— Begin Exercise inputs —

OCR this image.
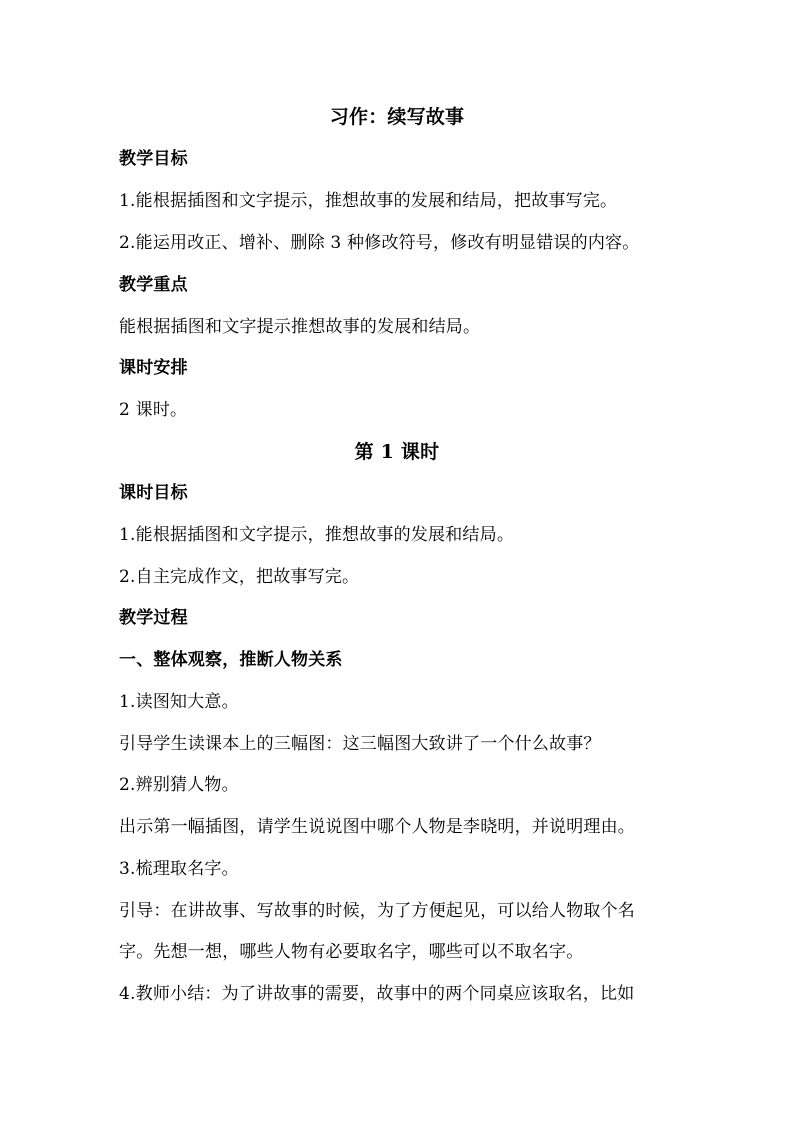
习作：续写故事
教学目标
1.能根据插图和文字提示，推想故事的发展和结局，把故事写完。
2.能运用改正、增补、删除 3 种修改符号，修改有明显错误的内容。
教学重点
能根据插图和文字提示推想故事的发展和结局。
课时安排
2 课时。
第 1 课时
课时目标
1.能根据插图和文字提示，推想故事的发展和结局。
2.自主完成作文，把故事写完。
教学过程
一、整体观察，推断人物关系
1.读图知大意。
引导学生读课本上的三幅图：这三幅图大致讲了一个什么故事？
2.辨别猜人物。
出示第一幅插图，请学生说说图中哪个人物是李晓明，并说明理由。
3.梳理取名字。
引导：在讲故事、写故事的时候，为了方便起见，可以给人物取个名
字。先想一想，哪些人物有必要取名字，哪些可以不取名字。
4.教师小结：为了讲故事的需要，故事中的两个同桌应该取名，比如
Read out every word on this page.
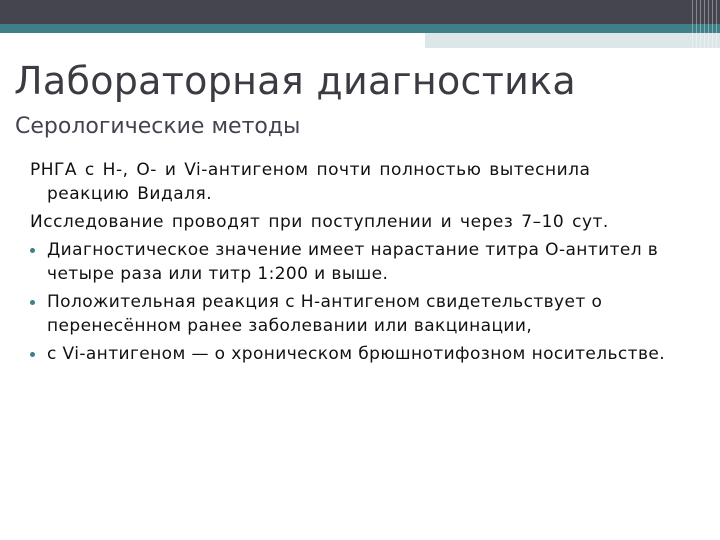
Лабораторная диагностика
Серологические методы

РНГА с Н-, О- и Vi-антигеном почти полностью вытеснила реакцию Видаля.

Исследование проводят при поступлении и через 7–10 сут.

Диагностическое значение имеет нарастание титра О-антител в четыре раза или титр 1:200 и выше.
Положительная реакция с Н-антигеном свидетельствует о перенесённом ранее заболевании или вакцинации,
с Vi-антигеном — о хроническом брюшнотифозном носительстве.
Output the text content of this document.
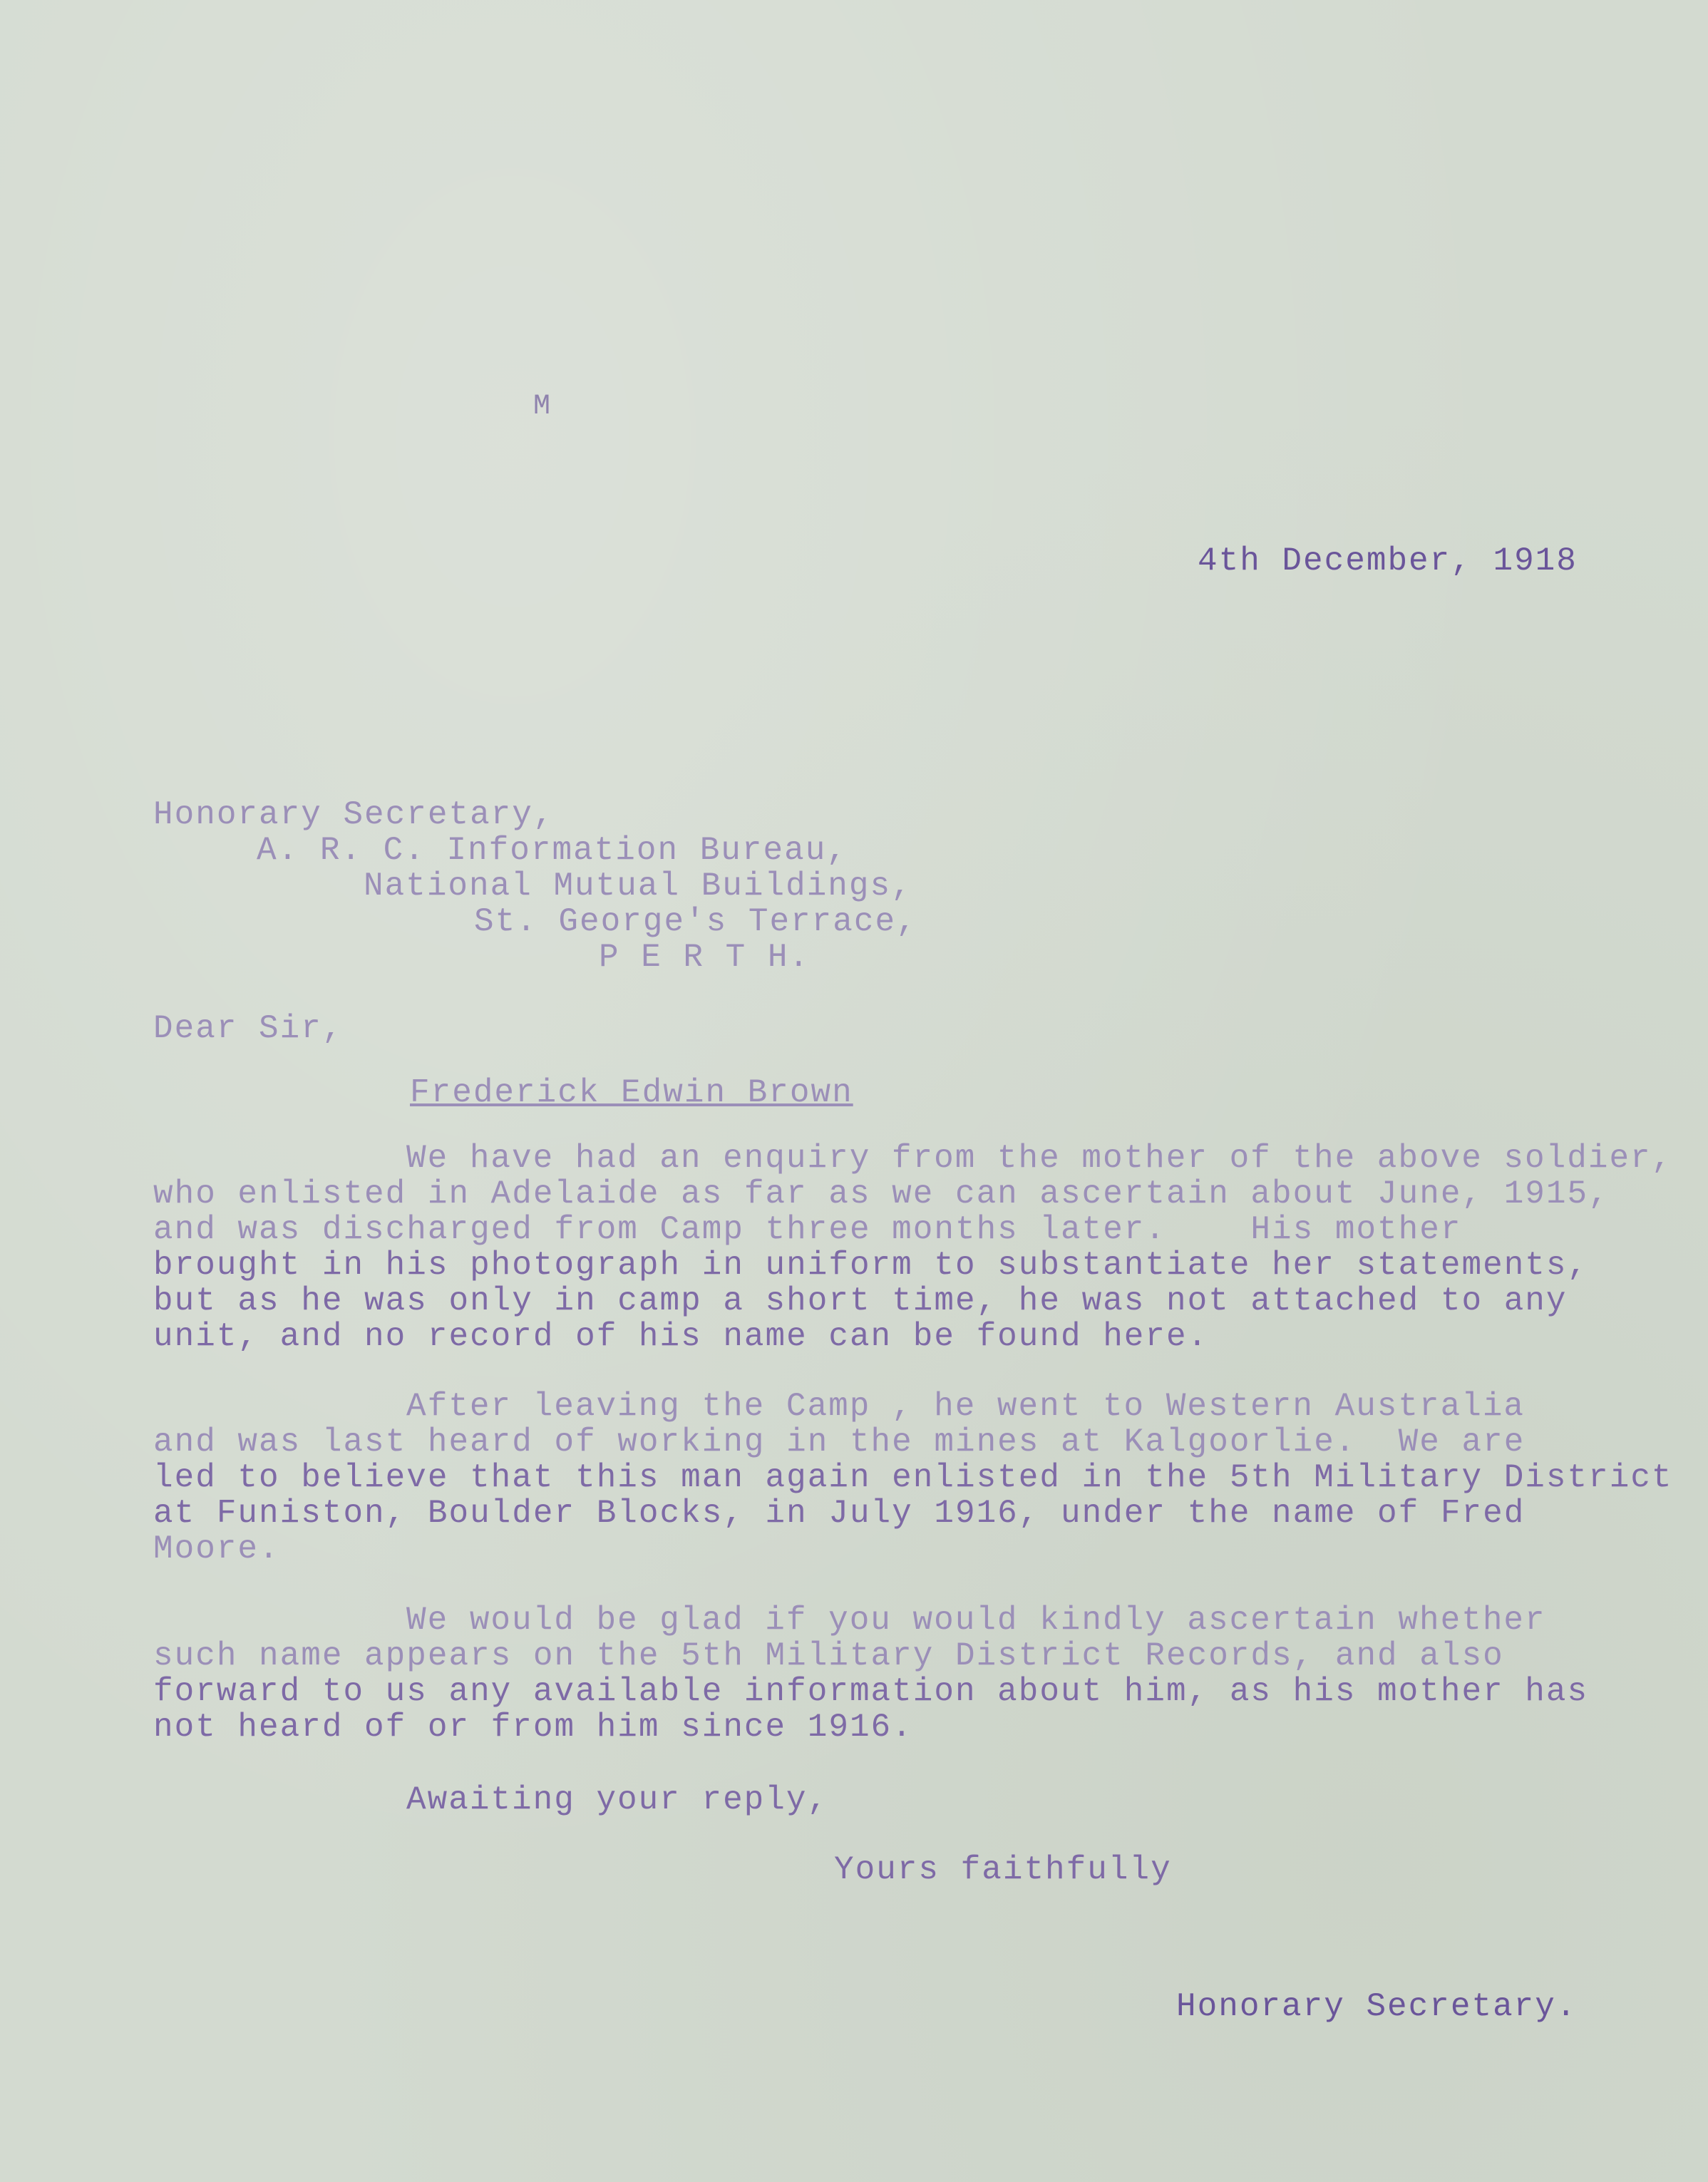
M
4th December, 1918
Honorary Secretary,
A. R. C. Information Bureau,
National Mutual Buildings,
St. George's Terrace,
P E R T H.
Dear Sir,
Frederick Edwin Brown
We have had an enquiry from the mother of the above soldier,
who enlisted in Adelaide as far as we can ascertain about June, 1915,
and was discharged from Camp three months later.    His mother
brought in his photograph in uniform to substantiate her statements,
but as he was only in camp a short time, he was not attached to any
unit, and no record of his name can be found here.
After leaving the Camp , he went to Western Australia
and was last heard of working in the mines at Kalgoorlie.  We are
led to believe that this man again enlisted in the 5th Military District
at Funiston, Boulder Blocks, in July 1916, under the name of Fred
Moore.
We would be glad if you would kindly ascertain whether
such name appears on the 5th Military District Records, and also
forward to us any available information about him, as his mother has
not heard of or from him since 1916.
Awaiting your reply,
Yours faithfully
Honorary Secretary.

— End Exercise inputs —

List all lines above in which the string "from" appears.

We have had an enquiry from the mother of the above soldier,
and was discharged from Camp three months later.    His mother
not heard of or from him since 1916.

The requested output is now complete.